## GOAL OF THE EXERCISE
List each line of the data that contains the string "button". Matching is case-sensitive.

### DATASET EXCERPTS ###

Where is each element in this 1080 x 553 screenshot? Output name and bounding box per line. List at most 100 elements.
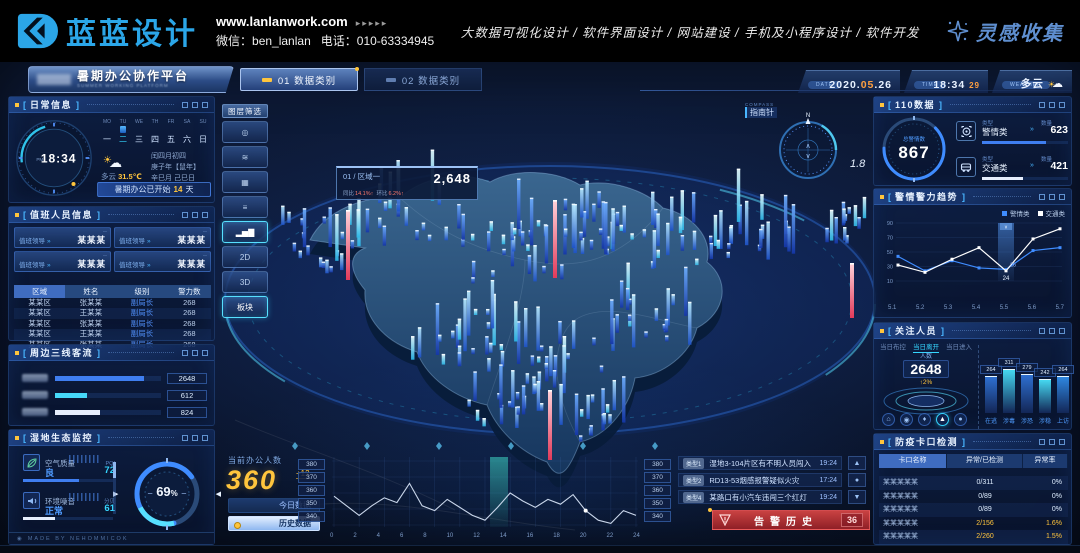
- layer-button-camera[interactable]: ◎: [222, 121, 268, 143]
- duty-card[interactable]: 值班领导»··某某某: [14, 227, 111, 248]
- svg-text:50: 50: [887, 250, 893, 256]
- window-control-icon[interactable]: [1039, 102, 1045, 108]
- window-control-icon[interactable]: [1049, 194, 1055, 200]
- window-control-icon[interactable]: [1039, 194, 1045, 200]
- duty-card[interactable]: 值班领导»··某某某: [14, 251, 111, 272]
- bracket-icon: [: [888, 192, 891, 202]
- focus-delta: ↑2%: [878, 379, 974, 386]
- window-control-icon[interactable]: [1059, 194, 1065, 200]
- window-control-icon[interactable]: [202, 102, 208, 108]
- window-control-icon[interactable]: [1049, 328, 1055, 334]
- gauge-slider-left[interactable]: [113, 462, 116, 514]
- bracket-icon: ]: [939, 100, 942, 110]
- window-control-icon[interactable]: [1059, 328, 1065, 334]
- window-control-icon[interactable]: [1049, 102, 1055, 108]
- tab-chip-icon: [262, 78, 272, 82]
- bracket-icon: [: [888, 326, 891, 336]
- inspiration-collect[interactable]: 灵感收集: [946, 17, 1064, 46]
- panel-title: 周边三线客流: [30, 346, 93, 359]
- window-control-icon[interactable]: [1039, 439, 1045, 445]
- window-control-icon[interactable]: [182, 102, 188, 108]
- alert-row[interactable]: 类型2RD13-53烟感报警疑似火灾17:24: [678, 473, 842, 487]
- layer-button-3d[interactable]: 3D: [222, 271, 268, 293]
- checkpoint-header-cell[interactable]: 异常率: [1023, 454, 1068, 468]
- alert-history-count: 36: [841, 513, 863, 527]
- layer-button-grid[interactable]: ▦: [222, 171, 268, 193]
- layer-button-2d[interactable]: 2D: [222, 246, 268, 268]
- window-control-icon[interactable]: [192, 435, 198, 441]
- marker-icon-5[interactable]: ●: [954, 413, 967, 426]
- screen: 蓝蓝设计 www.lanlanwork.com▸▸▸▸▸ 微信：ben_lanl…: [0, 0, 1080, 553]
- layer-button-radar[interactable]: ≋: [222, 146, 268, 168]
- window-control-icon[interactable]: [1059, 102, 1065, 108]
- y-axis-label: 370: [298, 472, 325, 483]
- bracket-icon: ]: [962, 437, 965, 447]
- flow-label-blur: [22, 408, 48, 416]
- today-marker-icon: [163, 126, 179, 133]
- checkpoint-header-cell[interactable]: 卡口名称: [879, 454, 947, 468]
- window-control-icon[interactable]: [182, 350, 188, 356]
- y-axis-label: 380: [644, 459, 671, 470]
- window-control-icon[interactable]: [1049, 439, 1055, 445]
- scroll-dot-icon[interactable]: ●: [848, 473, 866, 487]
- window-control-icon[interactable]: [192, 212, 198, 218]
- window-control-icon[interactable]: [202, 435, 208, 441]
- svg-text:10: 10: [887, 279, 893, 285]
- checkpoint-header-cell[interactable]: 异常/已检测: [947, 454, 1023, 468]
- layer-button-sector[interactable]: 板块: [222, 296, 268, 318]
- bottom-strip: [0, 545, 1080, 553]
- window-control-icon[interactable]: [1039, 328, 1045, 334]
- marker-icon-4[interactable]: ▲: [936, 413, 949, 426]
- marker-icon-3[interactable]: ♦: [918, 413, 931, 426]
- header-tick-icon: [15, 213, 19, 217]
- table-header-cell[interactable]: 级别: [116, 285, 167, 298]
- y-axis-label: 380: [298, 459, 325, 470]
- alert-row[interactable]: 类型1湿地3-104片区有不明人员闯入19:24: [678, 456, 842, 470]
- header-tick-icon: [880, 329, 884, 333]
- duty-card[interactable]: 值班领导»··某某某: [114, 251, 211, 272]
- svg-text:24: 24: [1003, 276, 1010, 282]
- 110-item-1: 类型警情类»数量623: [956, 119, 1068, 149]
- panel-footer: ◉MADE BY NEHOMMICOK: [9, 532, 214, 544]
- y-axis-label: 340: [644, 511, 671, 522]
- focus-bar: 311涉毒: [1003, 369, 1015, 413]
- panel-title: 湿地生态监控: [30, 431, 93, 444]
- table-header-cell[interactable]: 区域: [14, 285, 65, 298]
- header-line: [108, 352, 174, 353]
- window-control-icon[interactable]: [1059, 439, 1065, 445]
- bracket-icon: [: [23, 210, 26, 220]
- alert-history-button[interactable]: 告警历史 36: [712, 510, 870, 530]
- tooltip-value: 2,648: [433, 171, 471, 186]
- window-control-icon[interactable]: [202, 212, 208, 218]
- noise-status: 正常: [45, 506, 63, 516]
- bracket-icon: [: [23, 433, 26, 443]
- svg-text:26: 26: [1010, 262, 1016, 268]
- layer-button-list[interactable]: ≡: [222, 196, 268, 218]
- svg-text:∨: ∨: [1004, 225, 1008, 231]
- tab-data-category-2[interactable]: 02 数据类别: [364, 68, 482, 91]
- alert-row[interactable]: 类型4某路口有小汽车违闯三个红灯19:24: [678, 490, 842, 504]
- header-tick-icon: [880, 103, 884, 107]
- website-link[interactable]: www.lanlanwork.com: [216, 14, 348, 29]
- tab-data-category-1[interactable]: 01 数据类别: [240, 68, 358, 91]
- y-axis-label: 370: [644, 472, 671, 483]
- compass[interactable]: N ∧ ∨: [772, 112, 844, 184]
- police-camera-icon: [956, 121, 976, 141]
- window-control-icon[interactable]: [202, 350, 208, 356]
- duty-card[interactable]: 值班领导»··某某某: [114, 227, 211, 248]
- scroll-up-icon[interactable]: ▲: [848, 456, 866, 470]
- marker-icon-1[interactable]: ⌂: [882, 413, 895, 426]
- table-header-cell[interactable]: 警力数: [168, 285, 211, 298]
- gauge-right-arrow[interactable]: ◀: [216, 490, 221, 498]
- layer-button-stats[interactable]: ▂▅▇: [222, 221, 268, 243]
- window-control-icon[interactable]: [182, 435, 188, 441]
- marker-icon-2[interactable]: ◉: [900, 413, 913, 426]
- window-control-icon[interactable]: [192, 102, 198, 108]
- scroll-down-icon[interactable]: ▼: [848, 490, 866, 504]
- noise-progress: [23, 517, 113, 520]
- window-control-icon[interactable]: [182, 212, 188, 218]
- table-header-cell[interactable]: 姓名: [65, 285, 116, 298]
- window-control-icon[interactable]: [192, 350, 198, 356]
- flow-row: 2648: [9, 373, 214, 384]
- weather-now: 多云 31.5℃: [101, 171, 142, 182]
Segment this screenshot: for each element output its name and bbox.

###

## SOLUTION TO THE EXERCISE
- layer-button-camera[interactable]: ◎: [222, 121, 268, 143]
- layer-button-3d[interactable]: 3D: [222, 271, 268, 293]
- layer-button-grid[interactable]: ▦: [222, 171, 268, 193]
- layer-button-2d[interactable]: 2D: [222, 246, 268, 268]
- layer-button-radar[interactable]: ≋: [222, 146, 268, 168]
- layer-button-sector[interactable]: 板块: [222, 296, 268, 318]
- alert-history-button[interactable]: 告警历史 36: [712, 510, 870, 530]
- layer-button-list[interactable]: ≡: [222, 196, 268, 218]
- layer-button-stats[interactable]: ▂▅▇: [222, 221, 268, 243]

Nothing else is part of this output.